— TASK STATEMENT —
Collect every line below that contains the word "text".

— PROVIDED MATERIAL —
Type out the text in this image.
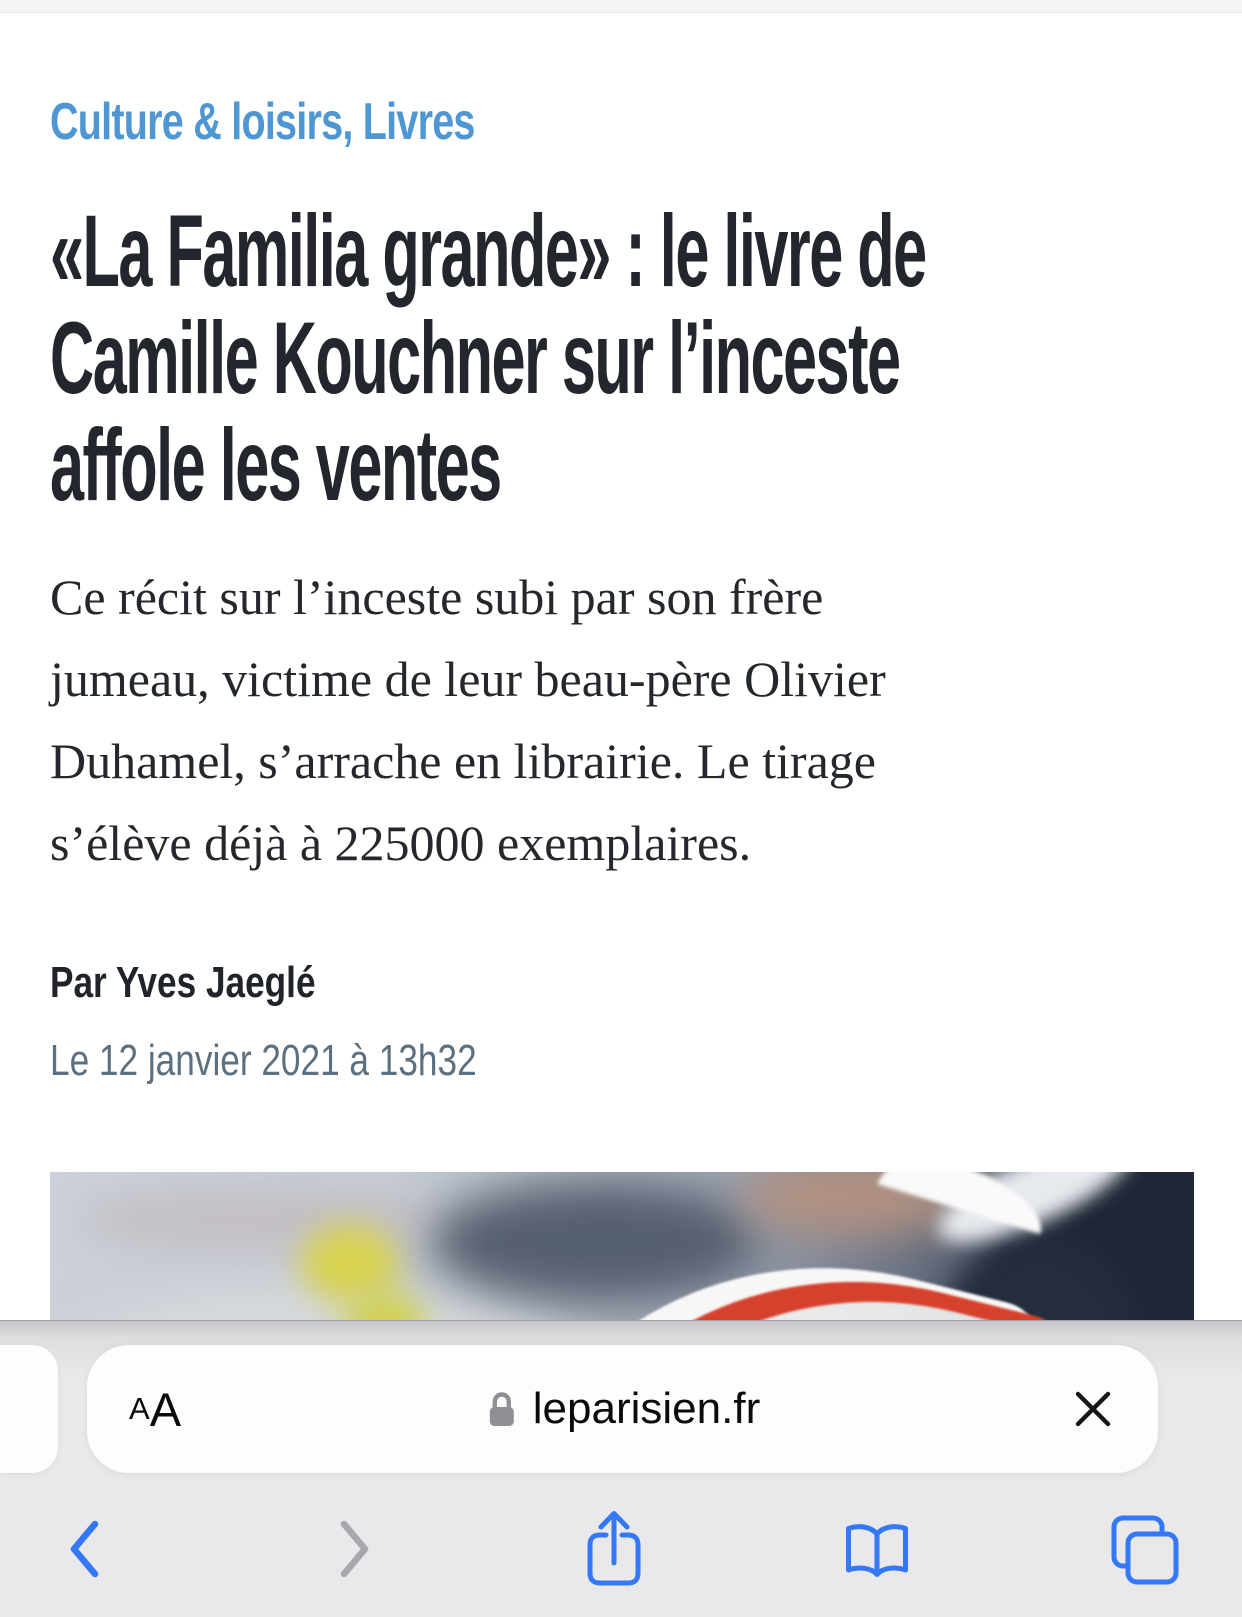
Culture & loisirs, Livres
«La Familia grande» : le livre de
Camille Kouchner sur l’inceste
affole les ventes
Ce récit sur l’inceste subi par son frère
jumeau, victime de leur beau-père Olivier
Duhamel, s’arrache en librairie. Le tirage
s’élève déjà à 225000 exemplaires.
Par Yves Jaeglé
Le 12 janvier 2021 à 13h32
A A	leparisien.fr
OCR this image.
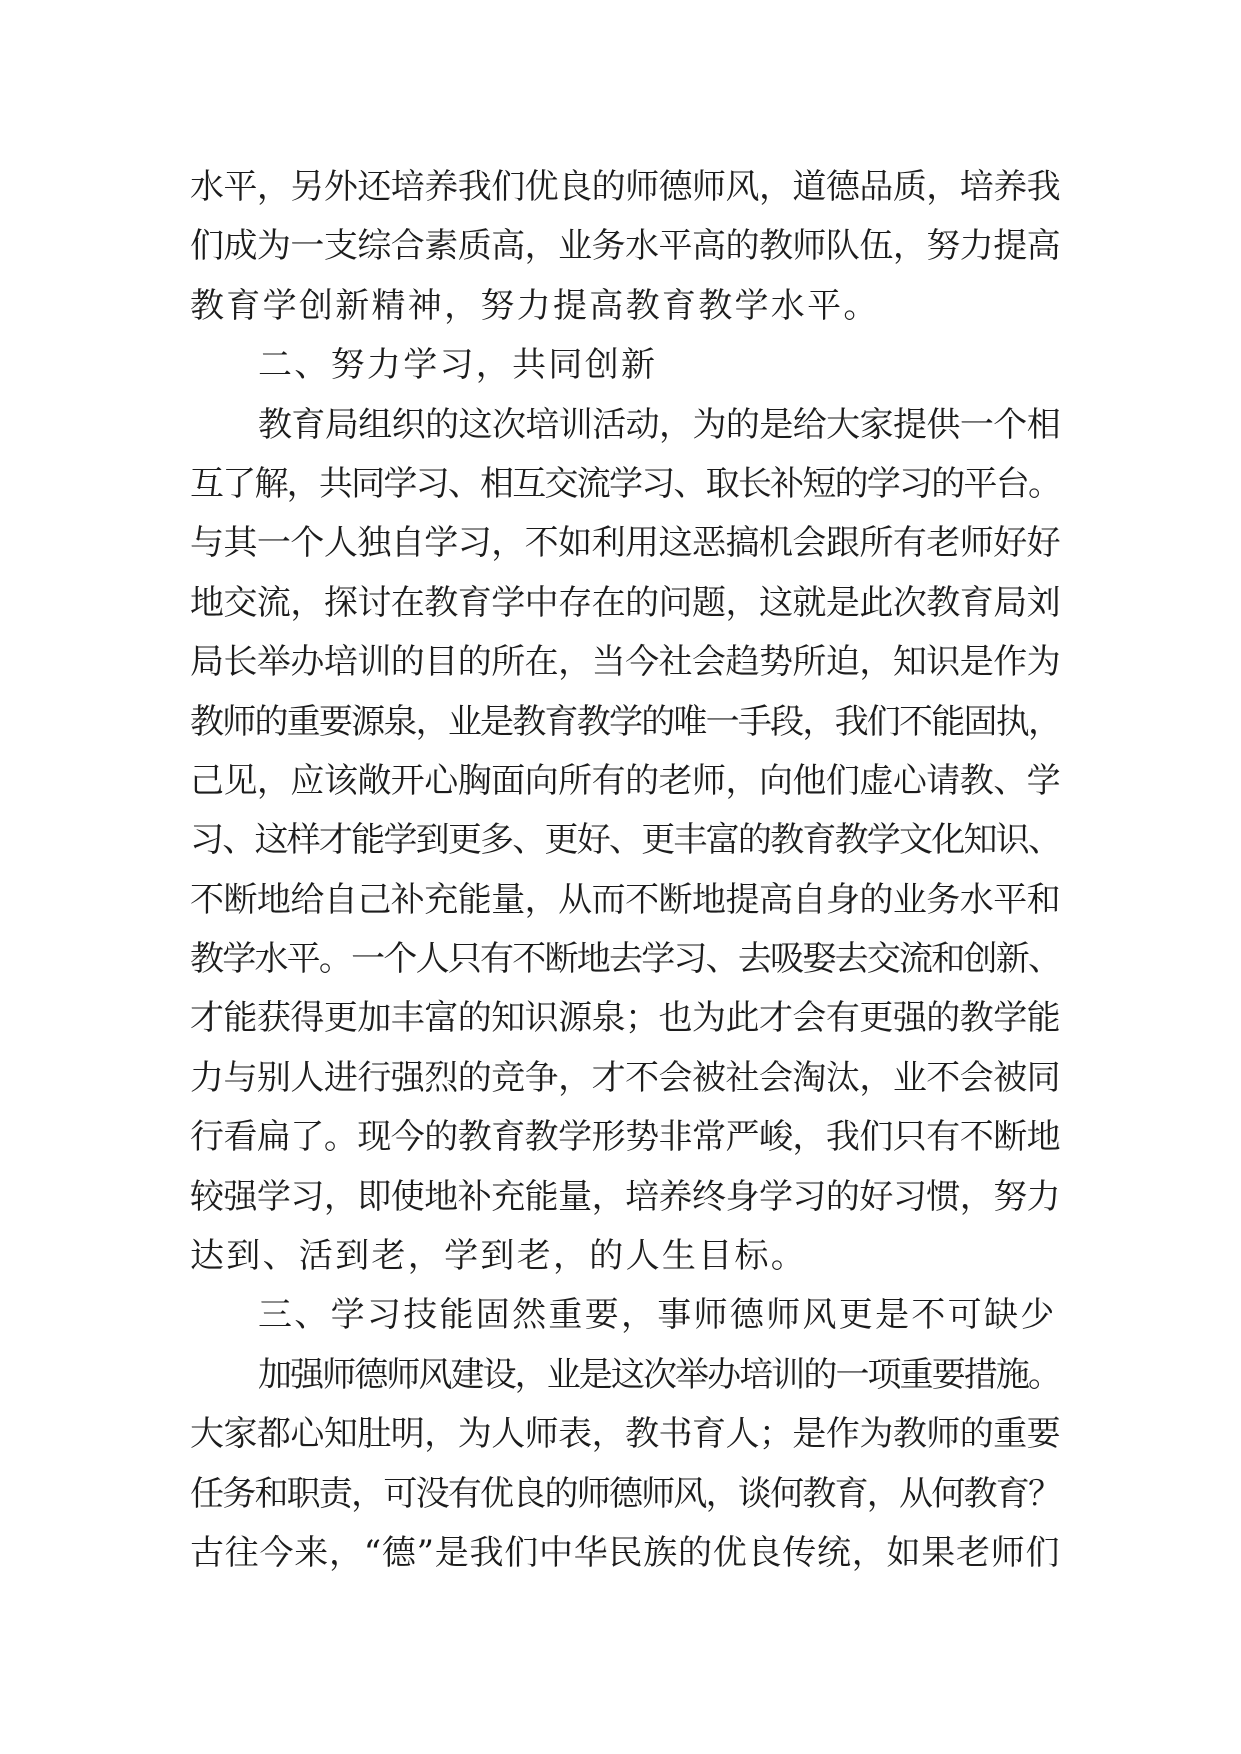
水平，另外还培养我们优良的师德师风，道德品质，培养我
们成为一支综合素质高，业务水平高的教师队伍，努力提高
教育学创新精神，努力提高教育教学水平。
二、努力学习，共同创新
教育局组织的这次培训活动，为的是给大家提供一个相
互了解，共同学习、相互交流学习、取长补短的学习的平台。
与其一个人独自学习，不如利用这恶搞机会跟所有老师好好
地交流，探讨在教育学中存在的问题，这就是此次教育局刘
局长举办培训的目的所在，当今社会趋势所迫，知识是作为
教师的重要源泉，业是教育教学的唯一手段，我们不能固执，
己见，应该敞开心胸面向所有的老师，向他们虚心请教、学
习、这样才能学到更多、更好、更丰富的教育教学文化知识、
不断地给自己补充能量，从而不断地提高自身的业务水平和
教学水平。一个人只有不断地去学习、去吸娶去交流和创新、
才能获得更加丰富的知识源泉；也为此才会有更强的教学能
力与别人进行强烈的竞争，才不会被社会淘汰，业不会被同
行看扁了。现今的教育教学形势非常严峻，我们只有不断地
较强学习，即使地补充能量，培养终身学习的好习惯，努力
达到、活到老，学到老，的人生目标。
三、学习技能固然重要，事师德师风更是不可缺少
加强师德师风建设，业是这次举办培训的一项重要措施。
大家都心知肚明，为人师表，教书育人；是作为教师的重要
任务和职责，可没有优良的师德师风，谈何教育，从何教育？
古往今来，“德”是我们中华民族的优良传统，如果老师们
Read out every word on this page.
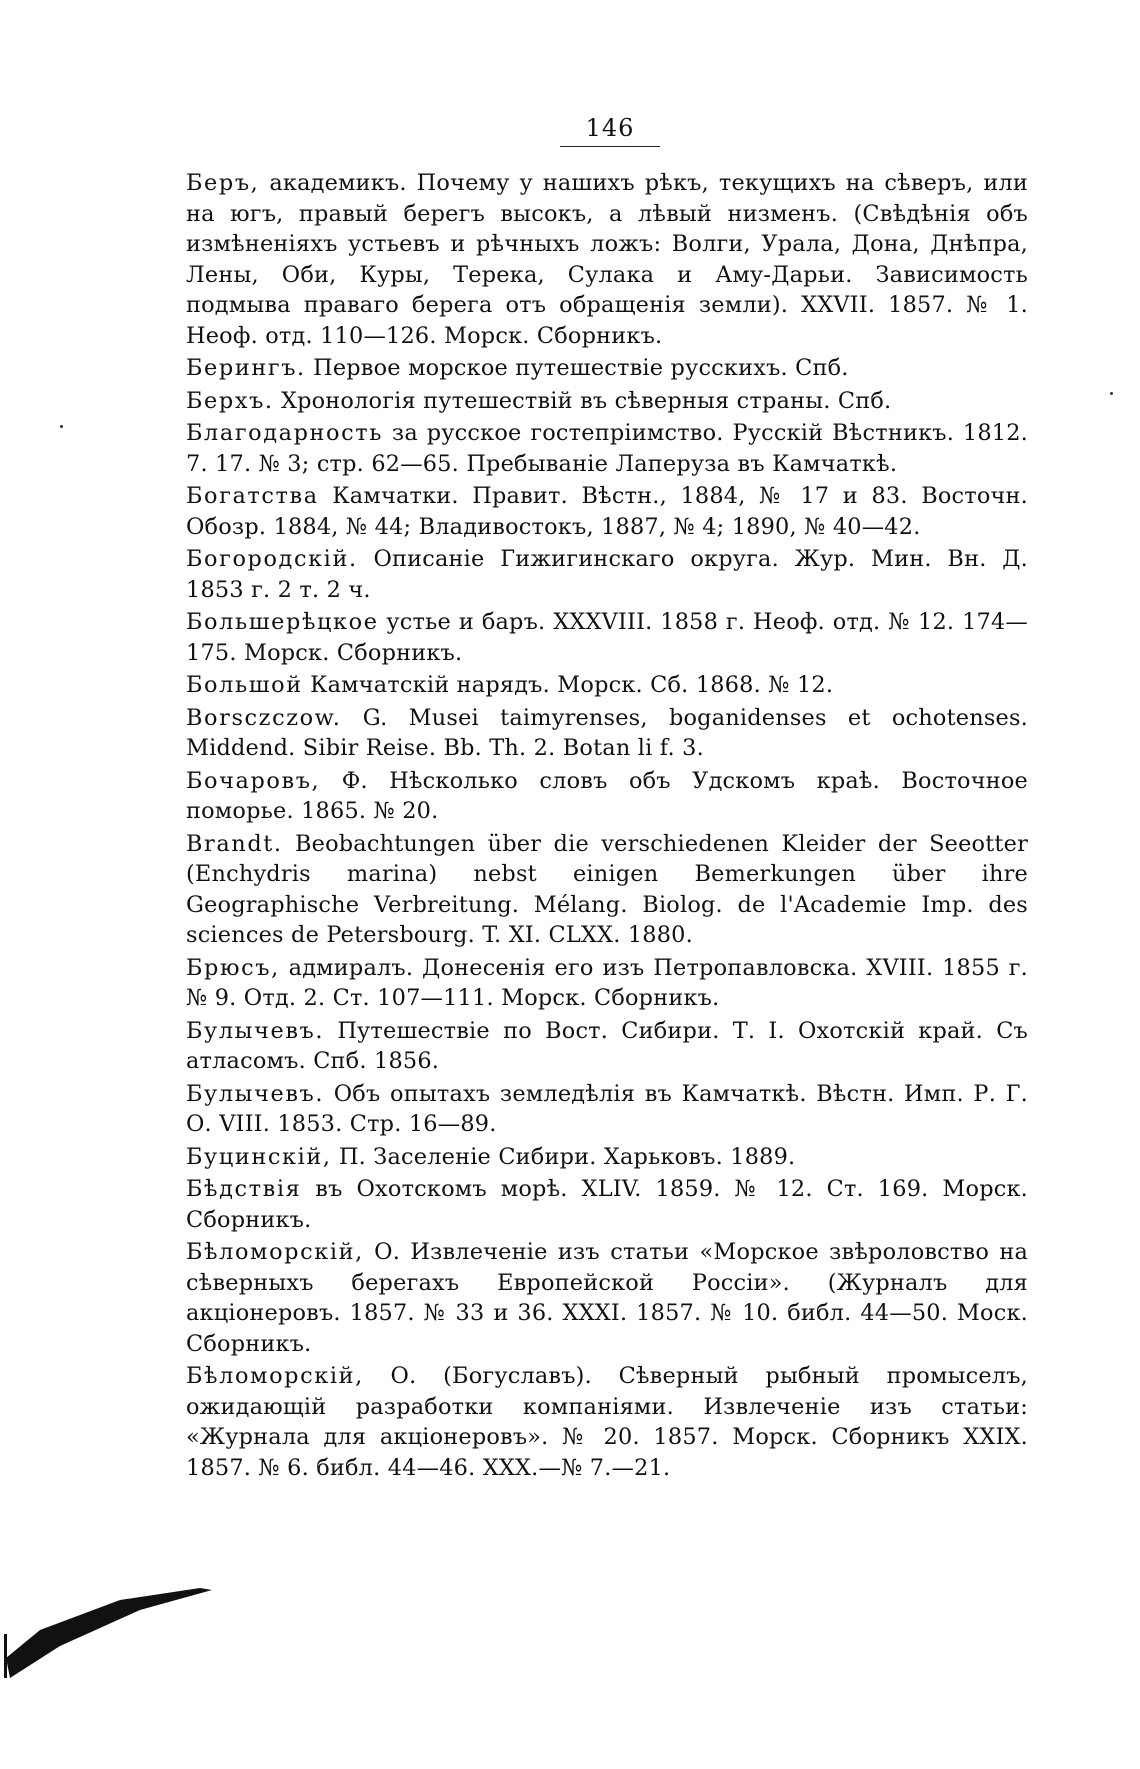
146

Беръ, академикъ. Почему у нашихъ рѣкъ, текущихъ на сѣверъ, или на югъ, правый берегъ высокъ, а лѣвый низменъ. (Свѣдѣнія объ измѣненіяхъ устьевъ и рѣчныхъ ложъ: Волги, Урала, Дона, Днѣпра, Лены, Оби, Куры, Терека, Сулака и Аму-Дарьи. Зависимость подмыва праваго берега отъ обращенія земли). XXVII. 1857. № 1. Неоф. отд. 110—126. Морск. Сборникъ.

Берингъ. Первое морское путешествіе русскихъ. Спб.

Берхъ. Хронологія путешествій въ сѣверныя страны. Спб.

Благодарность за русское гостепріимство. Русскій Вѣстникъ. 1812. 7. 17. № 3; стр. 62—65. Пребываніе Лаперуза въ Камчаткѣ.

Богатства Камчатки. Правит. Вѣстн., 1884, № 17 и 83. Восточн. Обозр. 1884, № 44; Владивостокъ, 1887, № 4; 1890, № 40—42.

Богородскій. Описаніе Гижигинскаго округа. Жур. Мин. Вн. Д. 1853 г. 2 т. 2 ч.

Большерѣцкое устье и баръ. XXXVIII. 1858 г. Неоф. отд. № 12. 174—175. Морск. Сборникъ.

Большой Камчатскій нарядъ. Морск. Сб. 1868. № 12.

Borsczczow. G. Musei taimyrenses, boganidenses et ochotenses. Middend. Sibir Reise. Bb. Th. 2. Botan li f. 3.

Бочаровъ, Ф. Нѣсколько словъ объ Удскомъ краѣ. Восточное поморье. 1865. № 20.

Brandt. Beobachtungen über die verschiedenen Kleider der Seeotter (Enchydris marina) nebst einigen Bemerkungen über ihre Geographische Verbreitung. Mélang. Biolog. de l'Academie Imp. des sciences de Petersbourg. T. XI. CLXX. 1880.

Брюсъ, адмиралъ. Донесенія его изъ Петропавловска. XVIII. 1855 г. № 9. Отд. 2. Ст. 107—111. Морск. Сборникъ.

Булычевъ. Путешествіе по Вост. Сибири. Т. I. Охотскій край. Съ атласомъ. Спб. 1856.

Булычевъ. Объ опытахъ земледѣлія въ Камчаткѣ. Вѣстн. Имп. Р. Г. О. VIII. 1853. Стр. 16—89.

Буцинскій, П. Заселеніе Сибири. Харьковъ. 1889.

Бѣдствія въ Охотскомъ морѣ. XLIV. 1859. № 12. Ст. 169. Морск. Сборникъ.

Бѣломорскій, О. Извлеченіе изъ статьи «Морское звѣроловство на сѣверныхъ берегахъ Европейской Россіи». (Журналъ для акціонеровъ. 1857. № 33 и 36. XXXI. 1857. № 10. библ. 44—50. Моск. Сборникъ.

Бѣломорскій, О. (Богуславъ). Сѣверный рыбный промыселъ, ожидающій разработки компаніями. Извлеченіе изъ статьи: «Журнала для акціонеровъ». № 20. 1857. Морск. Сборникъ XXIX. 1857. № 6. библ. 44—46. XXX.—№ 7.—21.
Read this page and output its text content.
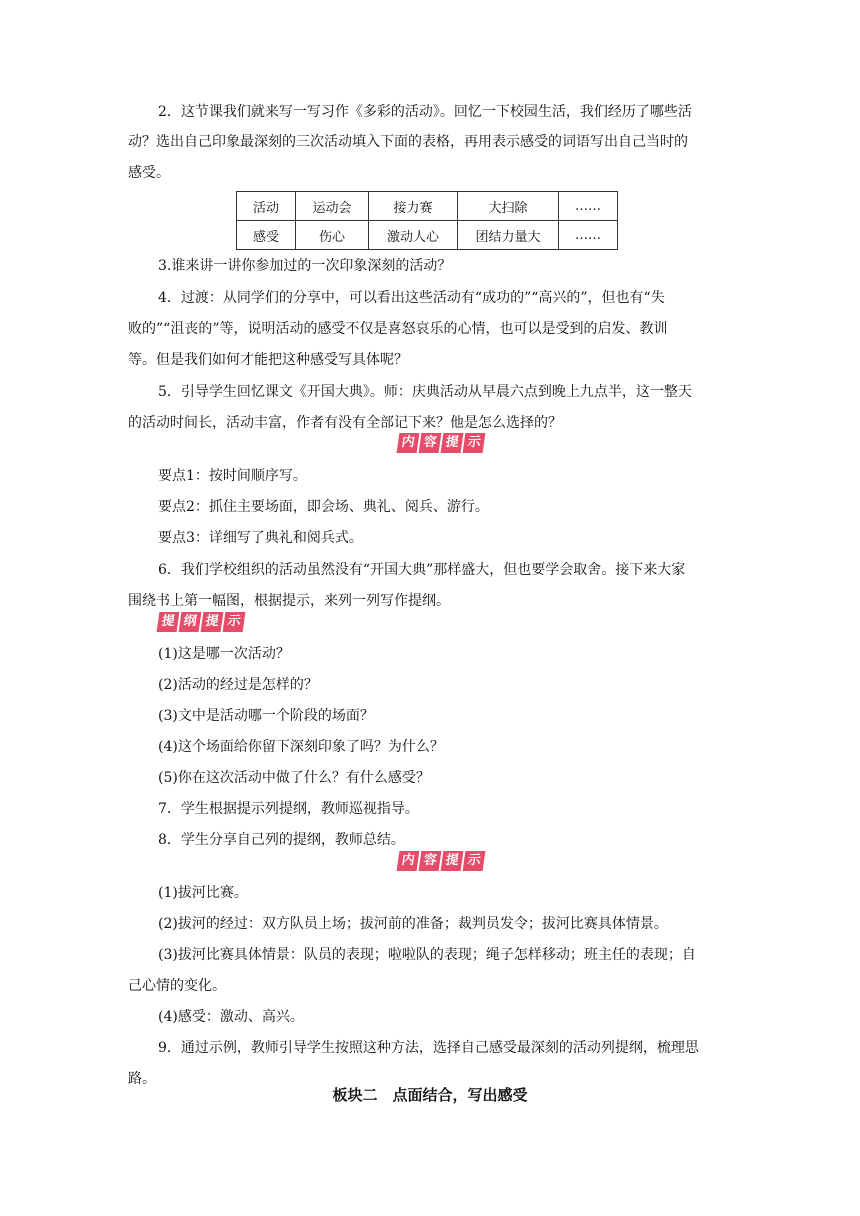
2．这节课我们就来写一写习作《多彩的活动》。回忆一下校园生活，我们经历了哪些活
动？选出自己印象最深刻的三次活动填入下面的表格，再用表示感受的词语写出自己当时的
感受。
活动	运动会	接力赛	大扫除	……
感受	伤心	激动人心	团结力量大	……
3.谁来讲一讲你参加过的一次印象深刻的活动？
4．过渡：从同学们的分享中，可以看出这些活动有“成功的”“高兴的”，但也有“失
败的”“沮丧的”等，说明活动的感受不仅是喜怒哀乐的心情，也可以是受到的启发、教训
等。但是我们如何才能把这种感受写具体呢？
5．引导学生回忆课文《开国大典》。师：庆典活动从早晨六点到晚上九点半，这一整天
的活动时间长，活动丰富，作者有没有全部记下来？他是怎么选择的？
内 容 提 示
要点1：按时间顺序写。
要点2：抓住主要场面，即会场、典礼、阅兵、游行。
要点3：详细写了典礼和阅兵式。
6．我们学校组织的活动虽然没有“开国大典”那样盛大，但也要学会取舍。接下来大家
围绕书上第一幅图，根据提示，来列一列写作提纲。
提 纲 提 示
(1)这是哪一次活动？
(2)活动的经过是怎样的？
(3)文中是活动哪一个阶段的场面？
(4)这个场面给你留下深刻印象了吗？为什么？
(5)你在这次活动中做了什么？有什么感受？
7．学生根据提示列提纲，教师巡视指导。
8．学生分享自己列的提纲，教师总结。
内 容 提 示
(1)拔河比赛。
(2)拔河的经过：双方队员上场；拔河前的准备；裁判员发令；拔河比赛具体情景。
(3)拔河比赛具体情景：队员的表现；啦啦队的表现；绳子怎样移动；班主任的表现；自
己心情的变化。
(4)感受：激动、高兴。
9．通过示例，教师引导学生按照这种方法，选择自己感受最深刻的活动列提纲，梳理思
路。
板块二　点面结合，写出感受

— FINAL RESULT —
Type out the text in this image.
Read this page and output its text content.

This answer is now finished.